[Problem to work on]
Print each of the entries exactly, leaving nothing out.
___
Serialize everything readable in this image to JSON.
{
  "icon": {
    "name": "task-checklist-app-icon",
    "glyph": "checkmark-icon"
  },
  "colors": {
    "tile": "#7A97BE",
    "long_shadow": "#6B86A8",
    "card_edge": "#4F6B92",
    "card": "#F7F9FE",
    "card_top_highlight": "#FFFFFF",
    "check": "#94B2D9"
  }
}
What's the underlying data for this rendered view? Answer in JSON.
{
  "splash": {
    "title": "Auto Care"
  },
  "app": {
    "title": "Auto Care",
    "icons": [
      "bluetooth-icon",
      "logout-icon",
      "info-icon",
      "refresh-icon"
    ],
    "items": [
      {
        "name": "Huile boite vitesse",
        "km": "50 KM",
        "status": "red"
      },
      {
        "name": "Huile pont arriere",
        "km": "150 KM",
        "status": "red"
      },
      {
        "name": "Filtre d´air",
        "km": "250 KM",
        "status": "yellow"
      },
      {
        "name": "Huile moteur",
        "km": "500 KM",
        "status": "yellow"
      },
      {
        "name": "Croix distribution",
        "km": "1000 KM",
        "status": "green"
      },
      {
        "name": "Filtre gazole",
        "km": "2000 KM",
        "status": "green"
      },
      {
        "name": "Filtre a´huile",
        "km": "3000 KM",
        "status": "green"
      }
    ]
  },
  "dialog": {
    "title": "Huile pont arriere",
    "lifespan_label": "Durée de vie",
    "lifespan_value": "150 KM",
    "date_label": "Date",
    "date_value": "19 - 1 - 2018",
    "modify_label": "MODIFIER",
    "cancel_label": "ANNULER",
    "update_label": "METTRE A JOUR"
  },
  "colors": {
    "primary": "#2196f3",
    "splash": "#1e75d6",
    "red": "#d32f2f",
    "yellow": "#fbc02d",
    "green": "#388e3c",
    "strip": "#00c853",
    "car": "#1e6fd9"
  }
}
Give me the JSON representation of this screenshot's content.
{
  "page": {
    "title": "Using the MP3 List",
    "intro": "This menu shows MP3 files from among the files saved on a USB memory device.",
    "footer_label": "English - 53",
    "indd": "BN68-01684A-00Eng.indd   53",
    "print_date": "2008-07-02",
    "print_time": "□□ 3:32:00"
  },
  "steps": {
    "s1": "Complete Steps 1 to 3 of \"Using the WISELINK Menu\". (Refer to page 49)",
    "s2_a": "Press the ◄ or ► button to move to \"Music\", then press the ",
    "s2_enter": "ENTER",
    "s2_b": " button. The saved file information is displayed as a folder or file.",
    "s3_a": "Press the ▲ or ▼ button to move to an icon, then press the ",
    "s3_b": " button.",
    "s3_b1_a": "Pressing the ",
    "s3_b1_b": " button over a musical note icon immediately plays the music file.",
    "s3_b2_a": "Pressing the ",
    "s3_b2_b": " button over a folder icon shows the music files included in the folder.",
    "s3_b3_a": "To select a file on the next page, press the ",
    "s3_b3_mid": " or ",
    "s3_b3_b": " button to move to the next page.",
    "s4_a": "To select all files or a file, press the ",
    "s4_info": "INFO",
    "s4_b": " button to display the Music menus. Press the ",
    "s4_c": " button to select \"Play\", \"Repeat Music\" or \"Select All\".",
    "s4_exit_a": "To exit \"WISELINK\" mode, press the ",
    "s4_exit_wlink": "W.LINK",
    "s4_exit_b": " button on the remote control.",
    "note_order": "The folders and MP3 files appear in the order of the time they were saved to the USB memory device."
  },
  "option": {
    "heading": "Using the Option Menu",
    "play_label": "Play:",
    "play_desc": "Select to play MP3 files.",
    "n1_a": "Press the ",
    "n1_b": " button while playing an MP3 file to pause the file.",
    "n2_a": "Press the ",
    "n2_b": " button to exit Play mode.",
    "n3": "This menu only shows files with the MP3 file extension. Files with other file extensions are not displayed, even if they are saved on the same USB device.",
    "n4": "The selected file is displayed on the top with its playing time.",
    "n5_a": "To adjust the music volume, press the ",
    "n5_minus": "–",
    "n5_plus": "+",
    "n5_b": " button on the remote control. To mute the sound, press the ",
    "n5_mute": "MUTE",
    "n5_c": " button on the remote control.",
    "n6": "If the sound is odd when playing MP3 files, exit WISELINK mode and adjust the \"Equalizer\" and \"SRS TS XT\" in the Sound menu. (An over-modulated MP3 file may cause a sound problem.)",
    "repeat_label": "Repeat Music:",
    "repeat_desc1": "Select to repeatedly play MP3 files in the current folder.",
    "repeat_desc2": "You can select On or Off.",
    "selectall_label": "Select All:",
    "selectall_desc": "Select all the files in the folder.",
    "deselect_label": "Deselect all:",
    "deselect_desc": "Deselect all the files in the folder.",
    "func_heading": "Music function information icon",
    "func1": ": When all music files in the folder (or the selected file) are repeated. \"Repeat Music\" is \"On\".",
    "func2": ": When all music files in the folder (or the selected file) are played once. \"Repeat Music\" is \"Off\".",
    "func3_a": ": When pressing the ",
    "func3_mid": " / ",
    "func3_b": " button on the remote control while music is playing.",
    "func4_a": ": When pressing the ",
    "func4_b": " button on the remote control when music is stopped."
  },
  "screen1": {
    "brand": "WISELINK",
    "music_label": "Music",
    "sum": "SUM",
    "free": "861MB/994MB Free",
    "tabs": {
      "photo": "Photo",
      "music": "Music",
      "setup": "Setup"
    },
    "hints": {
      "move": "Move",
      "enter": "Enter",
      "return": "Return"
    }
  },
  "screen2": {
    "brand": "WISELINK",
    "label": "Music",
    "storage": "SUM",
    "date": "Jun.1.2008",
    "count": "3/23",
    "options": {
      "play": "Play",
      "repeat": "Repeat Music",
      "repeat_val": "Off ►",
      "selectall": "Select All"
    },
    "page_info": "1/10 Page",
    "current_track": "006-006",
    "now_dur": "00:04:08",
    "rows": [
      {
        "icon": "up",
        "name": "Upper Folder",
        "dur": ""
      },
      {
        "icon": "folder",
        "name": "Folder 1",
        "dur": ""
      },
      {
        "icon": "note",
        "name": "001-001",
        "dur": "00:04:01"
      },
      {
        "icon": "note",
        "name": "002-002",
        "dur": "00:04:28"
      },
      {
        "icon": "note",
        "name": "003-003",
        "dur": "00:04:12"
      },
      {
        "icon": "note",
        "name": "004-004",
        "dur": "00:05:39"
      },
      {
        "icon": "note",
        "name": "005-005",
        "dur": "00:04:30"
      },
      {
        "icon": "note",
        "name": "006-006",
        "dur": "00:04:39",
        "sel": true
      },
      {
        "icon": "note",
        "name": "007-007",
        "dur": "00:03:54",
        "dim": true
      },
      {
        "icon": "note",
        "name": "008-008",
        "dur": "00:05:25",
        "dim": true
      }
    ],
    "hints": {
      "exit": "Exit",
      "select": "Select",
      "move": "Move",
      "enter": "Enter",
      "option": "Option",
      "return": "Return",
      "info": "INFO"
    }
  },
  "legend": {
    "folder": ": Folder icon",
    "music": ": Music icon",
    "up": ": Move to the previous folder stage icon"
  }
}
___
[Reply]
Serialize everything readable in this image to JSON.
{
  "icon": {
    "name": "task-checklist-app-icon",
    "glyph": "checkmark-icon"
  },
  "colors": {
    "tile": "#7A97BE",
    "long_shadow": "#6B86A8",
    "card_edge": "#4F6B92",
    "card": "#F7F9FE",
    "card_top_highlight": "#FFFFFF",
    "check": "#94B2D9"
  }
}
What's the underlying data for this rendered view? Answer in JSON.
{
  "splash": {
    "title": "Auto Care"
  },
  "app": {
    "title": "Auto Care",
    "icons": [
      "bluetooth-icon",
      "logout-icon",
      "info-icon",
      "refresh-icon"
    ],
    "items": [
      {
        "name": "Huile boite vitesse",
        "km": "50 KM",
        "status": "red"
      },
      {
        "name": "Huile pont arriere",
        "km": "150 KM",
        "status": "red"
      },
      {
        "name": "Filtre d´air",
        "km": "250 KM",
        "status": "yellow"
      },
      {
        "name": "Huile moteur",
        "km": "500 KM",
        "status": "yellow"
      },
      {
        "name": "Croix distribution",
        "km": "1000 KM",
        "status": "green"
      },
      {
        "name": "Filtre gazole",
        "km": "2000 KM",
        "status": "green"
      },
      {
        "name": "Filtre a´huile",
        "km": "3000 KM",
        "status": "green"
      }
    ]
  },
  "dialog": {
    "title": "Huile pont arriere",
    "lifespan_label": "Durée de vie",
    "lifespan_value": "150 KM",
    "date_label": "Date",
    "date_value": "19 - 1 - 2018",
    "modify_label": "MODIFIER",
    "cancel_label": "ANNULER",
    "update_label": "METTRE A JOUR"
  },
  "colors": {
    "primary": "#2196f3",
    "splash": "#1e75d6",
    "red": "#d32f2f",
    "yellow": "#fbc02d",
    "green": "#388e3c",
    "strip": "#00c853",
    "car": "#1e6fd9"
  }
}
Give me the JSON representation of this screenshot's content.
{
  "page": {
    "title": "Using the MP3 List",
    "intro": "This menu shows MP3 files from among the files saved on a USB memory device.",
    "footer_label": "English - 53",
    "indd": "BN68-01684A-00Eng.indd   53",
    "print_date": "2008-07-02",
    "print_time": "□□ 3:32:00"
  },
  "steps": {
    "s1": "Complete Steps 1 to 3 of \"Using the WISELINK Menu\". (Refer to page 49)",
    "s2_a": "Press the ◄ or ► button to move to \"Music\", then press the ",
    "s2_enter": "ENTER",
    "s2_b": " button. The saved file information is displayed as a folder or file.",
    "s3_a": "Press the ▲ or ▼ button to move to an icon, then press the ",
    "s3_b": " button.",
    "s3_b1_a": "Pressing the ",
    "s3_b1_b": " button over a musical note icon immediately plays the music file.",
    "s3_b2_a": "Pressing the ",
    "s3_b2_b": " button over a folder icon shows the music files included in the folder.",
    "s3_b3_a": "To select a file on the next page, press the ",
    "s3_b3_mid": " or ",
    "s3_b3_b": " button to move to the next page.",
    "s4_a": "To select all files or a file, press the ",
    "s4_info": "INFO",
    "s4_b": " button to display the Music menus. Press the ",
    "s4_c": " button to select \"Play\", \"Repeat Music\" or \"Select All\".",
    "s4_exit_a": "To exit \"WISELINK\" mode, press the ",
    "s4_exit_wlink": "W.LINK",
    "s4_exit_b": " button on the remote control.",
    "note_order": "The folders and MP3 files appear in the order of the time they were saved to the USB memory device."
  },
  "option": {
    "heading": "Using the Option Menu",
    "play_label": "Play:",
    "play_desc": "Select to play MP3 files.",
    "n1_a": "Press the ",
    "n1_b": " button while playing an MP3 file to pause the file.",
    "n2_a": "Press the ",
    "n2_b": " button to exit Play mode.",
    "n3": "This menu only shows files with the MP3 file extension. Files with other file extensions are not displayed, even if they are saved on the same USB device.",
    "n4": "The selected file is displayed on the top with its playing time.",
    "n5_a": "To adjust the music volume, press the ",
    "n5_minus": "–",
    "n5_plus": "+",
    "n5_b": " button on the remote control. To mute the sound, press the ",
    "n5_mute": "MUTE",
    "n5_c": " button on the remote control.",
    "n6": "If the sound is odd when playing MP3 files, exit WISELINK mode and adjust the \"Equalizer\" and \"SRS TS XT\" in the Sound menu. (An over-modulated MP3 file may cause a sound problem.)",
    "repeat_label": "Repeat Music:",
    "repeat_desc1": "Select to repeatedly play MP3 files in the current folder.",
    "repeat_desc2": "You can select On or Off.",
    "selectall_label": "Select All:",
    "selectall_desc": "Select all the files in the folder.",
    "deselect_label": "Deselect all:",
    "deselect_desc": "Deselect all the files in the folder.",
    "func_heading": "Music function information icon",
    "func1": ": When all music files in the folder (or the selected file) are repeated. \"Repeat Music\" is \"On\".",
    "func2": ": When all music files in the folder (or the selected file) are played once. \"Repeat Music\" is \"Off\".",
    "func3_a": ": When pressing the ",
    "func3_mid": " / ",
    "func3_b": " button on the remote control while music is playing.",
    "func4_a": ": When pressing the ",
    "func4_b": " button on the remote control when music is stopped."
  },
  "screen1": {
    "brand": "WISELINK",
    "music_label": "Music",
    "sum": "SUM",
    "free": "861MB/994MB Free",
    "tabs": {
      "photo": "Photo",
      "music": "Music",
      "setup": "Setup"
    },
    "hints": {
      "move": "Move",
      "enter": "Enter",
      "return": "Return"
    }
  },
  "screen2": {
    "brand": "WISELINK",
    "label": "Music",
    "storage": "SUM",
    "date": "Jun.1.2008",
    "count": "3/23",
    "options": {
      "play": "Play",
      "repeat": "Repeat Music",
      "repeat_val": "Off ►",
      "selectall": "Select All"
    },
    "page_info": "1/10 Page",
    "current_track": "006-006",
    "now_dur": "00:04:08",
    "rows": [
      {
        "icon": "up",
        "name": "Upper Folder",
        "dur": ""
      },
      {
        "icon": "folder",
        "name": "Folder 1",
        "dur": ""
      },
      {
        "icon": "note",
        "name": "001-001",
        "dur": "00:04:01"
      },
      {
        "icon": "note",
        "name": "002-002",
        "dur": "00:04:28"
      },
      {
        "icon": "note",
        "name": "003-003",
        "dur": "00:04:12"
      },
      {
        "icon": "note",
        "name": "004-004",
        "dur": "00:05:39"
      },
      {
        "icon": "note",
        "name": "005-005",
        "dur": "00:04:30"
      },
      {
        "icon": "note",
        "name": "006-006",
        "dur": "00:04:39",
        "sel": true
      },
      {
        "icon": "note",
        "name": "007-007",
        "dur": "00:03:54",
        "dim": true
      },
      {
        "icon": "note",
        "name": "008-008",
        "dur": "00:05:25",
        "dim": true
      }
    ],
    "hints": {
      "exit": "Exit",
      "select": "Select",
      "move": "Move",
      "enter": "Enter",
      "option": "Option",
      "return": "Return",
      "info": "INFO"
    }
  },
  "legend": {
    "folder": ": Folder icon",
    "music": ": Music icon",
    "up": ": Move to the previous folder stage icon"
  }
}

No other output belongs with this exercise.